▸ **Challenge**: Review the listing and copy each line that holds the word "JSON".

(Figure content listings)
▼

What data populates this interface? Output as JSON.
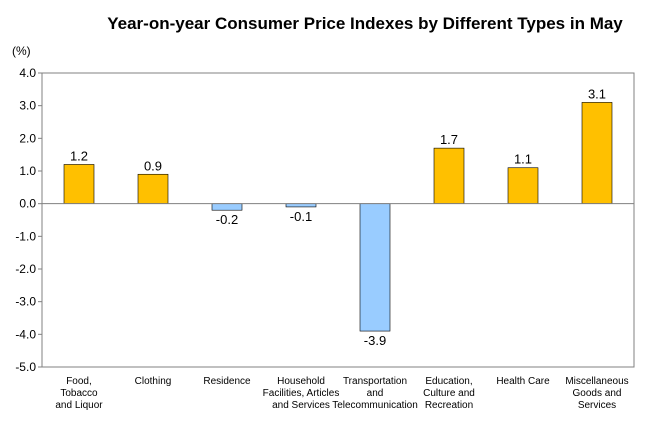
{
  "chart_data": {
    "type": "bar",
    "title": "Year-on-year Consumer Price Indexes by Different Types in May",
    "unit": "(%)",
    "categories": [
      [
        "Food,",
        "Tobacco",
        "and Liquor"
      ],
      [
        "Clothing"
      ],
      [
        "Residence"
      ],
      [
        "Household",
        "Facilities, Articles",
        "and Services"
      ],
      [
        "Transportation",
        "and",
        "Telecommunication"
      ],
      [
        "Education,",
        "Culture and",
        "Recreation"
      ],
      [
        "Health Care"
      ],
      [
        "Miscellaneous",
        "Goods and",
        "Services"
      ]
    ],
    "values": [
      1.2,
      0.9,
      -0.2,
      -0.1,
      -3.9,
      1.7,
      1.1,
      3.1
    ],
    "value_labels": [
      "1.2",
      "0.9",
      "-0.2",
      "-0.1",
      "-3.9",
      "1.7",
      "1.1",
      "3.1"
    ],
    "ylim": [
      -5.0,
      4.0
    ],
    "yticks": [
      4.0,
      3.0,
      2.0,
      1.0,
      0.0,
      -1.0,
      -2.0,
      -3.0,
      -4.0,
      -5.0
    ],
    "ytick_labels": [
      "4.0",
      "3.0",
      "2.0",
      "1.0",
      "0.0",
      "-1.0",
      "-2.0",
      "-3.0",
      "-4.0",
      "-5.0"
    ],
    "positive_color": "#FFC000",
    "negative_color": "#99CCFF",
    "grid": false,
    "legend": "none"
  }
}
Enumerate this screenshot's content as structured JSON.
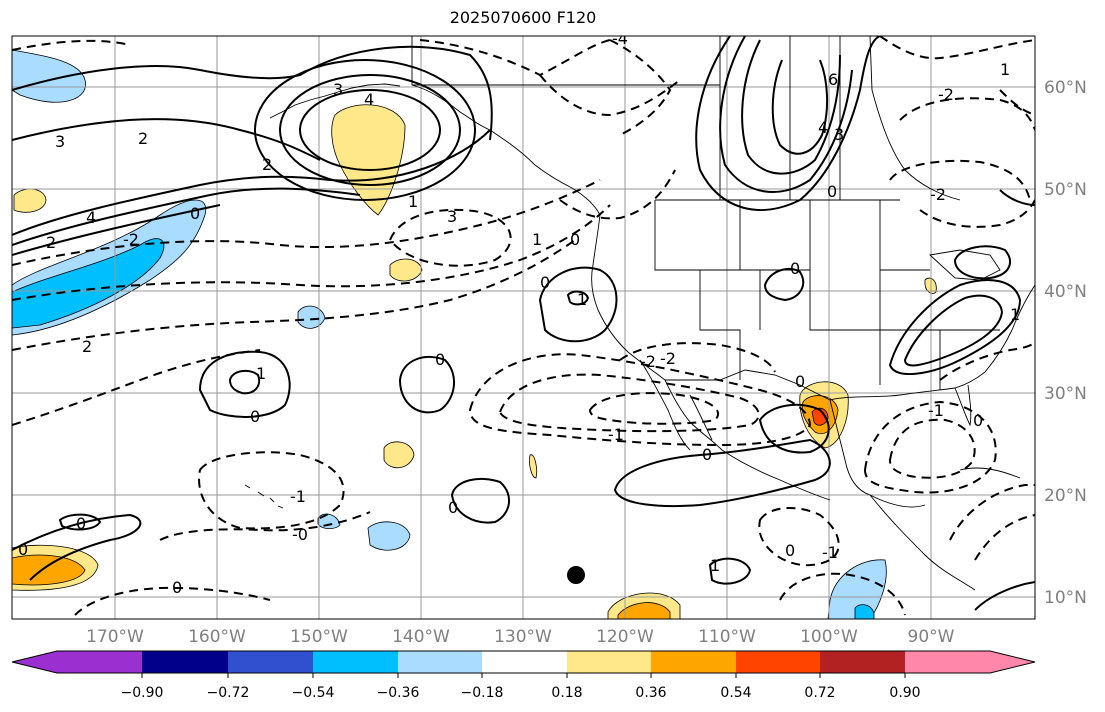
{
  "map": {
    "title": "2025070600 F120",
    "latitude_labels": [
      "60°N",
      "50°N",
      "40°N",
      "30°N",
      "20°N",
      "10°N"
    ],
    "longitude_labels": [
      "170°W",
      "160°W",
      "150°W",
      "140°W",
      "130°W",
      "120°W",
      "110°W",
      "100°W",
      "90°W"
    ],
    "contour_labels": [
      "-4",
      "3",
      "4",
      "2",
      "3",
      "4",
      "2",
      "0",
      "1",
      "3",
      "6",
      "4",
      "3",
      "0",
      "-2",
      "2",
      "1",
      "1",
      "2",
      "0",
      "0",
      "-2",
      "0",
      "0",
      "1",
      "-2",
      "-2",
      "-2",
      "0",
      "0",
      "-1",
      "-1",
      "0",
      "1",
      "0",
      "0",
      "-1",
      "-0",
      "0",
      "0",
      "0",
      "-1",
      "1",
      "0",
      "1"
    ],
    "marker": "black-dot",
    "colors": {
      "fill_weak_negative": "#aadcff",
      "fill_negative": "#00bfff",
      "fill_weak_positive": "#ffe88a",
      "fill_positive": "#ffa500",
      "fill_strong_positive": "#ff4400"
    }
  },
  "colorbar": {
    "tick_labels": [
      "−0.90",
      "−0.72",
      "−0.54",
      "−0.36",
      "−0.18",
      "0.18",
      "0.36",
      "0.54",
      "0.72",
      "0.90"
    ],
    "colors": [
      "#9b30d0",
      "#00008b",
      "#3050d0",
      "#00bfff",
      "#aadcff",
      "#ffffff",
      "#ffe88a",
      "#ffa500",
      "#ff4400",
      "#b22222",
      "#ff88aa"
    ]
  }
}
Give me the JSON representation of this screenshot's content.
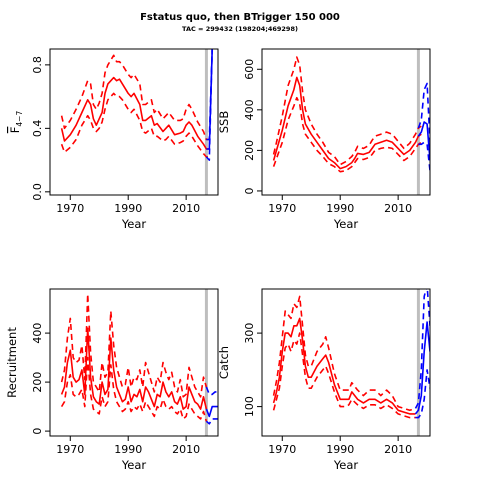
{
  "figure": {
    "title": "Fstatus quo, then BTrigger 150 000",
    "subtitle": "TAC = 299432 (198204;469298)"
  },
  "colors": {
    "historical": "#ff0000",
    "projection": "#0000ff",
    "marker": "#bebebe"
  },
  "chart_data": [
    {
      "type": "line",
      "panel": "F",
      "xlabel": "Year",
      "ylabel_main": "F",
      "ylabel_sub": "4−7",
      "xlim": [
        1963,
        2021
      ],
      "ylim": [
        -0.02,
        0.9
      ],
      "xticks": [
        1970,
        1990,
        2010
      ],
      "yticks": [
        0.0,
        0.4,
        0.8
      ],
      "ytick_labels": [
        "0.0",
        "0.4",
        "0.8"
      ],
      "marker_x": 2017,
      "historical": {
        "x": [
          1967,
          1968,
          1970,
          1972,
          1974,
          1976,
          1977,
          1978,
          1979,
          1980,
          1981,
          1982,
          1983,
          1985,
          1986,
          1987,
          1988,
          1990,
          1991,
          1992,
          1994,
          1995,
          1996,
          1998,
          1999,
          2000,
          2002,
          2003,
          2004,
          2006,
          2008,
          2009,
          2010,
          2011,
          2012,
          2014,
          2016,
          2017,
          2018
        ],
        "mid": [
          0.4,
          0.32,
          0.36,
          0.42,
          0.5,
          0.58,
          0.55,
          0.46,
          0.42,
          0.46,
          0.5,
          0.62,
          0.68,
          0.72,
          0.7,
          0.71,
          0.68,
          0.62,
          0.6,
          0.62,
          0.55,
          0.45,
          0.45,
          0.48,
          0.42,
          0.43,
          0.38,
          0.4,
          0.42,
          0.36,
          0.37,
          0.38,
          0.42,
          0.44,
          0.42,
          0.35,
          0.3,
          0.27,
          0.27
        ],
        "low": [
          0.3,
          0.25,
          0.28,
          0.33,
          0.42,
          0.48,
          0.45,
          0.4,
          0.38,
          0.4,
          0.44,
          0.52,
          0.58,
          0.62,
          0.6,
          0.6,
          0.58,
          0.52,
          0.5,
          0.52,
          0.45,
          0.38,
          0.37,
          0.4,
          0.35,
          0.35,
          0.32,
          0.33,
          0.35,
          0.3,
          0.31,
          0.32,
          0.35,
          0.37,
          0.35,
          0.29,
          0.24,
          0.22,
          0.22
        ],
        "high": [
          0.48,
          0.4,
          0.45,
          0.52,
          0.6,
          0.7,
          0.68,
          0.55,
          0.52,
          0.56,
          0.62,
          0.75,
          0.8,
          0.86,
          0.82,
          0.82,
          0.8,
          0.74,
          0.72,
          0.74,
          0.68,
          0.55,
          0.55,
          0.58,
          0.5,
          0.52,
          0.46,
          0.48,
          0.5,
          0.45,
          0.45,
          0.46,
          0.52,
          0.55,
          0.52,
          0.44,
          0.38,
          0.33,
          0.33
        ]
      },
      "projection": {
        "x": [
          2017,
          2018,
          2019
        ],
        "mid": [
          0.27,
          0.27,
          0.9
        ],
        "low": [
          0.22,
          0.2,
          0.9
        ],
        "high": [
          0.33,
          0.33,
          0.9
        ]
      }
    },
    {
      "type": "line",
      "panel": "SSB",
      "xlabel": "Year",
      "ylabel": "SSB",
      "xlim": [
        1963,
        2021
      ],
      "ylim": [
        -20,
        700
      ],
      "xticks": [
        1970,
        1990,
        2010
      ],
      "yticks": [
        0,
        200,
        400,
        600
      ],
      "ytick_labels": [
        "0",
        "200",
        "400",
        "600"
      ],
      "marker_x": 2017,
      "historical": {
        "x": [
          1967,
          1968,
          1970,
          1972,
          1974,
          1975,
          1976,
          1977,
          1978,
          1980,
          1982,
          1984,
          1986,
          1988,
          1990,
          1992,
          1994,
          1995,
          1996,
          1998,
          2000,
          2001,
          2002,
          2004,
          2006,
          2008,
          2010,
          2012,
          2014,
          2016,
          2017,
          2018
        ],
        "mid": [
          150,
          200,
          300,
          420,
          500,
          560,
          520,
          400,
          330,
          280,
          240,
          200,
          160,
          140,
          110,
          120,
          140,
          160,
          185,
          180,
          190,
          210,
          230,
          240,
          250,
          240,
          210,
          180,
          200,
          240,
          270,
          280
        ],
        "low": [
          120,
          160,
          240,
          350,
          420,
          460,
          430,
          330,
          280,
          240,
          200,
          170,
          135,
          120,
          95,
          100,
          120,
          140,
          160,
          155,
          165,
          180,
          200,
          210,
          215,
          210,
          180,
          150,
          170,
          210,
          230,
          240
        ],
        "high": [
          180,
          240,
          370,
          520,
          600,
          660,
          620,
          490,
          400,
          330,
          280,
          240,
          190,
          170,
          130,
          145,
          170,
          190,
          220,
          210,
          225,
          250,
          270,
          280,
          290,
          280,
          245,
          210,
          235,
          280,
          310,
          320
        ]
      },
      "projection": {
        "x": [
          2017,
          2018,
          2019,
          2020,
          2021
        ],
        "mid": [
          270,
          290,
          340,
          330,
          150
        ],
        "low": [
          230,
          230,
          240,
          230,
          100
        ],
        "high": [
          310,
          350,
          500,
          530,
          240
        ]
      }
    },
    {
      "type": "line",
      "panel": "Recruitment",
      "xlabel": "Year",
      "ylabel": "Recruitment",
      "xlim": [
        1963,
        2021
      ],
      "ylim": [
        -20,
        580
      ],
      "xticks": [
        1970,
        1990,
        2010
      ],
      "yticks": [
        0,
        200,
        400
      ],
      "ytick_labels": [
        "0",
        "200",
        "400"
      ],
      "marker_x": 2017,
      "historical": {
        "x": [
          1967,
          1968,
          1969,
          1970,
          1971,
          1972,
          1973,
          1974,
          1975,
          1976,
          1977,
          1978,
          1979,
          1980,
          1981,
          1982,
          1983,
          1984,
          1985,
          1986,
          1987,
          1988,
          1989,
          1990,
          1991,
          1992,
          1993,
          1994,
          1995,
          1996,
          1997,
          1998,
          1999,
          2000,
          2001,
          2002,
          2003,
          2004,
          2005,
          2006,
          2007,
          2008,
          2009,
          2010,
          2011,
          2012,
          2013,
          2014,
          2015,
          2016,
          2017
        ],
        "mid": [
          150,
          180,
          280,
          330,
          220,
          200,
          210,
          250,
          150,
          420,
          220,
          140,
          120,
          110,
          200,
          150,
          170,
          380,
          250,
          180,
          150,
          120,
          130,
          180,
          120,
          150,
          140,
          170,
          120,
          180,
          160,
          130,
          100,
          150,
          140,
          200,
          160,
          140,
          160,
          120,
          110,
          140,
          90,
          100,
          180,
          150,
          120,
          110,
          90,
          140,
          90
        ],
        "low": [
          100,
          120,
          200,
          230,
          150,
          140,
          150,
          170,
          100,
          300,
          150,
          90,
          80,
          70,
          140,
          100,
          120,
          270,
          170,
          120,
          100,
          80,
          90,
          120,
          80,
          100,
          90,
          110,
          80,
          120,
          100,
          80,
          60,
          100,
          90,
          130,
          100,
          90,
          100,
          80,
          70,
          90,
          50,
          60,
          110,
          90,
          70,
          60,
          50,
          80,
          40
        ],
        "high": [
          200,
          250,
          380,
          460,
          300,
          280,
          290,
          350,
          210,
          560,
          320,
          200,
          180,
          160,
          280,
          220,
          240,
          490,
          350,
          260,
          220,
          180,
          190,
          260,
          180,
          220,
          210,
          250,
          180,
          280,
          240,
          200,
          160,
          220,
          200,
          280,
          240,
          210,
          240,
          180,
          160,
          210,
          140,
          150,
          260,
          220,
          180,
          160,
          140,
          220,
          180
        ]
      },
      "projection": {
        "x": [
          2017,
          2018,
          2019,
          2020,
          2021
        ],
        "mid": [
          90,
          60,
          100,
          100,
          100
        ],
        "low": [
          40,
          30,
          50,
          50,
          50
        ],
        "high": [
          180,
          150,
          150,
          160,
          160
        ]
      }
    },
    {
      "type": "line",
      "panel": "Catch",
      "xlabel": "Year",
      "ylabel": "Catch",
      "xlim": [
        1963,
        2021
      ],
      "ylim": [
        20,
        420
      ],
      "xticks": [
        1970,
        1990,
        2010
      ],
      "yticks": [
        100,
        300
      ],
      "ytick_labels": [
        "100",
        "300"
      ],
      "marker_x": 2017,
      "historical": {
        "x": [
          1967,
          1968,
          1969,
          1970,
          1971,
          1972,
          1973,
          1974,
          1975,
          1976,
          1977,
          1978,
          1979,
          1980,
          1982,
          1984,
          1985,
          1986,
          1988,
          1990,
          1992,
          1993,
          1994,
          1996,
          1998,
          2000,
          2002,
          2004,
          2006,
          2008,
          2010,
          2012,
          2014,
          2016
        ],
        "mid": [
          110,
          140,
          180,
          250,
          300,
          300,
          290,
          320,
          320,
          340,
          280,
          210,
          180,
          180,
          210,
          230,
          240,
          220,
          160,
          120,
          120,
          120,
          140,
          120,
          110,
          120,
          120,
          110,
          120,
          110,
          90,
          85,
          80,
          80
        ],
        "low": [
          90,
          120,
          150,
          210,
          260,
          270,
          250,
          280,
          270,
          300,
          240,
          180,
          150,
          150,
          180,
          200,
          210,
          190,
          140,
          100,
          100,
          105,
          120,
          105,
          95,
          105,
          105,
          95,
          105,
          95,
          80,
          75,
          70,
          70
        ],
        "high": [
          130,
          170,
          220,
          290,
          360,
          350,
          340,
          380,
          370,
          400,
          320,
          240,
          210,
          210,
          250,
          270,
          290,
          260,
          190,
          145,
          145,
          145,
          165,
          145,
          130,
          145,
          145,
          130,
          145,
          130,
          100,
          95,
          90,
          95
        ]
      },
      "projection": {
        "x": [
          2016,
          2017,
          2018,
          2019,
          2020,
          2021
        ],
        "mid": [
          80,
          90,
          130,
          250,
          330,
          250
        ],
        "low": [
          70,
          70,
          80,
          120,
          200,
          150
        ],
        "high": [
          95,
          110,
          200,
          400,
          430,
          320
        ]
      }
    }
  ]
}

▲
▼

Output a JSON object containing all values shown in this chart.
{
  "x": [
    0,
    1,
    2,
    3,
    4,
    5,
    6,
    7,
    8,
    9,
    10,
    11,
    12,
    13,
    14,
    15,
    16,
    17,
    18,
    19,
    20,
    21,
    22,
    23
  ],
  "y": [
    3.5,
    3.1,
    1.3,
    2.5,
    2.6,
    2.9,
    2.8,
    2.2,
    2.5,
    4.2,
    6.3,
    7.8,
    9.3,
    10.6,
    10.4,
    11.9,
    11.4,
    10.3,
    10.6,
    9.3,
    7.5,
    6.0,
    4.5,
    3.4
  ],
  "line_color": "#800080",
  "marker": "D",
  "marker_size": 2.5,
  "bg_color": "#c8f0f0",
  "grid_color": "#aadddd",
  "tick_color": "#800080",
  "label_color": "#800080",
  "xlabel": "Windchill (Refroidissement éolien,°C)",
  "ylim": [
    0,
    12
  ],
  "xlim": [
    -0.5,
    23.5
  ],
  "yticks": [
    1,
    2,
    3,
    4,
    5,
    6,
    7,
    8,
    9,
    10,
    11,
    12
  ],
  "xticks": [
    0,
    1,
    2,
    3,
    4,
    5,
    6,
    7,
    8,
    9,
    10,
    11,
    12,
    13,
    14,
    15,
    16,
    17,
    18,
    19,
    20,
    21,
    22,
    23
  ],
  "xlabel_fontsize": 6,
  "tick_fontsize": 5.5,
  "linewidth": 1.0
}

▲
▼

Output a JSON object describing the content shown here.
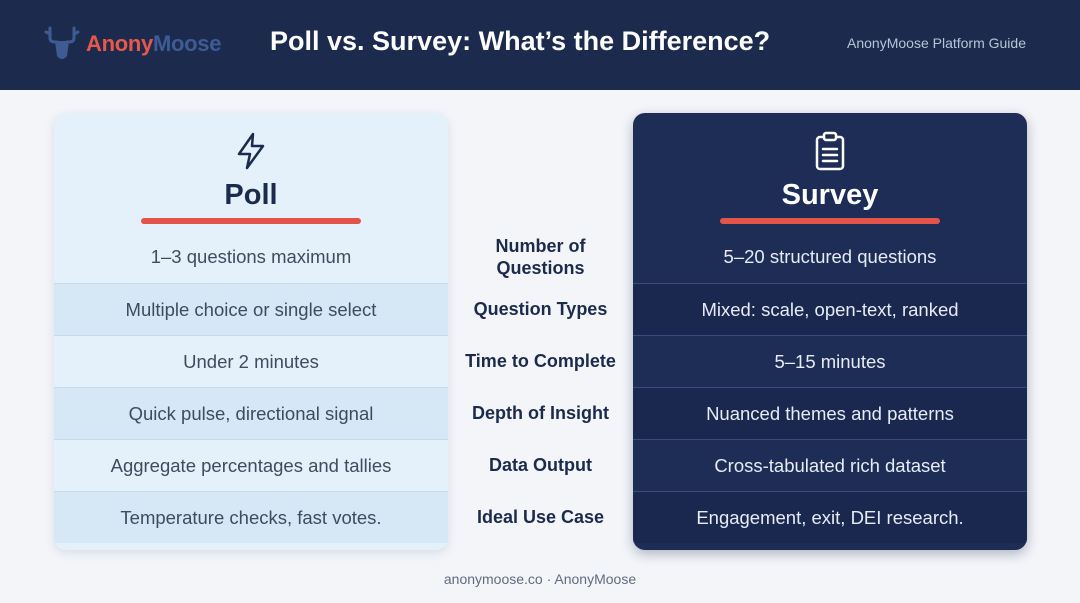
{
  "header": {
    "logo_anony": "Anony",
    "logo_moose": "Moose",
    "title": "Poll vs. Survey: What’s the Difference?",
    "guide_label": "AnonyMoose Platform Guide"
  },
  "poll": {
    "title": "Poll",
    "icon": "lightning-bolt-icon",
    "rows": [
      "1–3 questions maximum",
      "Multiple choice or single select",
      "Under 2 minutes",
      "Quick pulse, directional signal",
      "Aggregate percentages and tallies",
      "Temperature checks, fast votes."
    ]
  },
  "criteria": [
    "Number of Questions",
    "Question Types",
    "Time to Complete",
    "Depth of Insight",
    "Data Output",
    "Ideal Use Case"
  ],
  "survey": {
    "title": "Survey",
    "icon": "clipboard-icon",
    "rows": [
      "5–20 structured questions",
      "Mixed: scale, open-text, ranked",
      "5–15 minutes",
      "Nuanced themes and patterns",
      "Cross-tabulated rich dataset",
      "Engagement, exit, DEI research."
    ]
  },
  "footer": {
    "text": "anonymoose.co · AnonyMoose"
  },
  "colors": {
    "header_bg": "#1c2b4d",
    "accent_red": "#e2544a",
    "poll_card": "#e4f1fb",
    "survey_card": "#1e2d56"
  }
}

▲

▸ **Output below**:
What data populates this interface? Output as JSON.
Enumerate this screenshot's content as structured JSON.
Give me the JSON representation of this screenshot's content.
Output a JSON object containing all values shown in this chart.
Output a JSON object describing the content shown here.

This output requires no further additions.